- **Spatial layout entries**:
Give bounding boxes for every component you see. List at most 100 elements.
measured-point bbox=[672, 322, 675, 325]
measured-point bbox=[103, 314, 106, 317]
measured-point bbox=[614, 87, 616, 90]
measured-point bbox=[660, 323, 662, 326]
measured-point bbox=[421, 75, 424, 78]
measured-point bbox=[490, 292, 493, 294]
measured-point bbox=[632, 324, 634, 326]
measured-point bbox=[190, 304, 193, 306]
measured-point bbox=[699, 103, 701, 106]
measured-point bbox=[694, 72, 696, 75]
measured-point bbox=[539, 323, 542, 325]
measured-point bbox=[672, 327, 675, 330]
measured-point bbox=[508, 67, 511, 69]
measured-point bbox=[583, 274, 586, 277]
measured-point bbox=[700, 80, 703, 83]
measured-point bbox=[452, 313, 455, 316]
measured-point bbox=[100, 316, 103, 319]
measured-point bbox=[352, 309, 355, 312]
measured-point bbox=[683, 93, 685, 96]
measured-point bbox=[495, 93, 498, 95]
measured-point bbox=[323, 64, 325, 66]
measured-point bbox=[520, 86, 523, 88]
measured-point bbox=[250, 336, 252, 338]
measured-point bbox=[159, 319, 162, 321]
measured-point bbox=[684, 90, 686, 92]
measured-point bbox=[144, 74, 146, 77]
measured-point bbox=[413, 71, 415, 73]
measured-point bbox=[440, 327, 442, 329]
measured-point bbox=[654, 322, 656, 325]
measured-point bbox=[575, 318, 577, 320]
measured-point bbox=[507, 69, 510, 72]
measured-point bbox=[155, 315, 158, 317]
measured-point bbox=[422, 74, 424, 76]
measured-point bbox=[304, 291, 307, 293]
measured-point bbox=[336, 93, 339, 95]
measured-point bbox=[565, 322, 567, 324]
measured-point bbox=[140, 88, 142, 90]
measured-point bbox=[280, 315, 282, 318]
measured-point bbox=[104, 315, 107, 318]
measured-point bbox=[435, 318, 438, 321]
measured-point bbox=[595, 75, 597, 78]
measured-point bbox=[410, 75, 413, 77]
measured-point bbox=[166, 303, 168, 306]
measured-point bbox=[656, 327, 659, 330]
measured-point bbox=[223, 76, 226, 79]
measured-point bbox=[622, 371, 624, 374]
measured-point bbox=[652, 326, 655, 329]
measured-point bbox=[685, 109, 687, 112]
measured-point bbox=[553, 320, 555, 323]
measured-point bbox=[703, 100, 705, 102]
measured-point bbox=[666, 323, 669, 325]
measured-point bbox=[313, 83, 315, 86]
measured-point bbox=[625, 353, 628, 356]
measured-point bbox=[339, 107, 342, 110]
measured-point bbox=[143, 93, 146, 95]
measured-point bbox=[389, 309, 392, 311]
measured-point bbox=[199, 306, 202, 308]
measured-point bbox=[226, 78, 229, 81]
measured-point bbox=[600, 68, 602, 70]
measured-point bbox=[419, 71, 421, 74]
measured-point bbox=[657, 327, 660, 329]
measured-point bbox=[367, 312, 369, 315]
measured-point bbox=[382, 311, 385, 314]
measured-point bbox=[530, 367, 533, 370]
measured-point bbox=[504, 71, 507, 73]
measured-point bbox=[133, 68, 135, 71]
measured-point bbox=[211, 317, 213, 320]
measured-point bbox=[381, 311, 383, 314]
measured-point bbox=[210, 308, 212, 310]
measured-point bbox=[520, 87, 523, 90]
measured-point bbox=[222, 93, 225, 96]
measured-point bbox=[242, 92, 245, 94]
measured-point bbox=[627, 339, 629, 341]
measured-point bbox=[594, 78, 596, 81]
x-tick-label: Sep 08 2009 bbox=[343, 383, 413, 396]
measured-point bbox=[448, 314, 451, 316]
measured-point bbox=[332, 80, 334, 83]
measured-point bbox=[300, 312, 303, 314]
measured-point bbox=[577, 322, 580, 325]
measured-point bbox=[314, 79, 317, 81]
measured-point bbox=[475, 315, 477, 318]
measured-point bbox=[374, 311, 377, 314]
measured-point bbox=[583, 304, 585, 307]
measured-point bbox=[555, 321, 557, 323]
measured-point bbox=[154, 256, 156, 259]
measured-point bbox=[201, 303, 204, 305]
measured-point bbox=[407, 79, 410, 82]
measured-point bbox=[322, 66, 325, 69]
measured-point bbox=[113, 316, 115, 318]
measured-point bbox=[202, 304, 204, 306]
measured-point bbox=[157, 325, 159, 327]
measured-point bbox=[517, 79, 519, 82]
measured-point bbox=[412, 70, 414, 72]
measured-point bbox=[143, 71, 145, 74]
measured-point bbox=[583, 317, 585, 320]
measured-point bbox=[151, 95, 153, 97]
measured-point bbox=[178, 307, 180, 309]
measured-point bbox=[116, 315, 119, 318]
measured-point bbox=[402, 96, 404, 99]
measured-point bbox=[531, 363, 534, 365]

- **Goal**:
Copy out every one of the lines above exactly as they stand.

- **Task answer**:
Give bounding boxes for every component you see. List at most 100 elements.
measured-point bbox=[672, 322, 675, 325]
measured-point bbox=[103, 314, 106, 317]
measured-point bbox=[614, 87, 616, 90]
measured-point bbox=[660, 323, 662, 326]
measured-point bbox=[421, 75, 424, 78]
measured-point bbox=[490, 292, 493, 294]
measured-point bbox=[632, 324, 634, 326]
measured-point bbox=[190, 304, 193, 306]
measured-point bbox=[699, 103, 701, 106]
measured-point bbox=[694, 72, 696, 75]
measured-point bbox=[539, 323, 542, 325]
measured-point bbox=[672, 327, 675, 330]
measured-point bbox=[508, 67, 511, 69]
measured-point bbox=[583, 274, 586, 277]
measured-point bbox=[700, 80, 703, 83]
measured-point bbox=[452, 313, 455, 316]
measured-point bbox=[100, 316, 103, 319]
measured-point bbox=[352, 309, 355, 312]
measured-point bbox=[683, 93, 685, 96]
measured-point bbox=[495, 93, 498, 95]
measured-point bbox=[323, 64, 325, 66]
measured-point bbox=[520, 86, 523, 88]
measured-point bbox=[250, 336, 252, 338]
measured-point bbox=[159, 319, 162, 321]
measured-point bbox=[684, 90, 686, 92]
measured-point bbox=[144, 74, 146, 77]
measured-point bbox=[413, 71, 415, 73]
measured-point bbox=[440, 327, 442, 329]
measured-point bbox=[654, 322, 656, 325]
measured-point bbox=[575, 318, 577, 320]
measured-point bbox=[507, 69, 510, 72]
measured-point bbox=[155, 315, 158, 317]
measured-point bbox=[422, 74, 424, 76]
measured-point bbox=[304, 291, 307, 293]
measured-point bbox=[336, 93, 339, 95]
measured-point bbox=[565, 322, 567, 324]
measured-point bbox=[140, 88, 142, 90]
measured-point bbox=[280, 315, 282, 318]
measured-point bbox=[104, 315, 107, 318]
measured-point bbox=[435, 318, 438, 321]
measured-point bbox=[595, 75, 597, 78]
measured-point bbox=[410, 75, 413, 77]
measured-point bbox=[166, 303, 168, 306]
measured-point bbox=[656, 327, 659, 330]
measured-point bbox=[223, 76, 226, 79]
measured-point bbox=[622, 371, 624, 374]
measured-point bbox=[652, 326, 655, 329]
measured-point bbox=[685, 109, 687, 112]
measured-point bbox=[553, 320, 555, 323]
measured-point bbox=[703, 100, 705, 102]
measured-point bbox=[666, 323, 669, 325]
measured-point bbox=[313, 83, 315, 86]
measured-point bbox=[625, 353, 628, 356]
measured-point bbox=[339, 107, 342, 110]
measured-point bbox=[143, 93, 146, 95]
measured-point bbox=[389, 309, 392, 311]
measured-point bbox=[199, 306, 202, 308]
measured-point bbox=[226, 78, 229, 81]
measured-point bbox=[600, 68, 602, 70]
measured-point bbox=[419, 71, 421, 74]
measured-point bbox=[657, 327, 660, 329]
measured-point bbox=[367, 312, 369, 315]
measured-point bbox=[382, 311, 385, 314]
measured-point bbox=[530, 367, 533, 370]
measured-point bbox=[504, 71, 507, 73]
measured-point bbox=[133, 68, 135, 71]
measured-point bbox=[211, 317, 213, 320]
measured-point bbox=[381, 311, 383, 314]
measured-point bbox=[210, 308, 212, 310]
measured-point bbox=[520, 87, 523, 90]
measured-point bbox=[222, 93, 225, 96]
measured-point bbox=[242, 92, 245, 94]
measured-point bbox=[627, 339, 629, 341]
measured-point bbox=[594, 78, 596, 81]
x-tick-label: Sep 08 2009 bbox=[343, 383, 413, 396]
measured-point bbox=[448, 314, 451, 316]
measured-point bbox=[332, 80, 334, 83]
measured-point bbox=[300, 312, 303, 314]
measured-point bbox=[577, 322, 580, 325]
measured-point bbox=[314, 79, 317, 81]
measured-point bbox=[475, 315, 477, 318]
measured-point bbox=[374, 311, 377, 314]
measured-point bbox=[583, 304, 585, 307]
measured-point bbox=[555, 321, 557, 323]
measured-point bbox=[154, 256, 156, 259]
measured-point bbox=[201, 303, 204, 305]
measured-point bbox=[407, 79, 410, 82]
measured-point bbox=[322, 66, 325, 69]
measured-point bbox=[113, 316, 115, 318]
measured-point bbox=[202, 304, 204, 306]
measured-point bbox=[157, 325, 159, 327]
measured-point bbox=[517, 79, 519, 82]
measured-point bbox=[412, 70, 414, 72]
measured-point bbox=[143, 71, 145, 74]
measured-point bbox=[583, 317, 585, 320]
measured-point bbox=[151, 95, 153, 97]
measured-point bbox=[178, 307, 180, 309]
measured-point bbox=[116, 315, 119, 318]
measured-point bbox=[402, 96, 404, 99]
measured-point bbox=[531, 363, 534, 365]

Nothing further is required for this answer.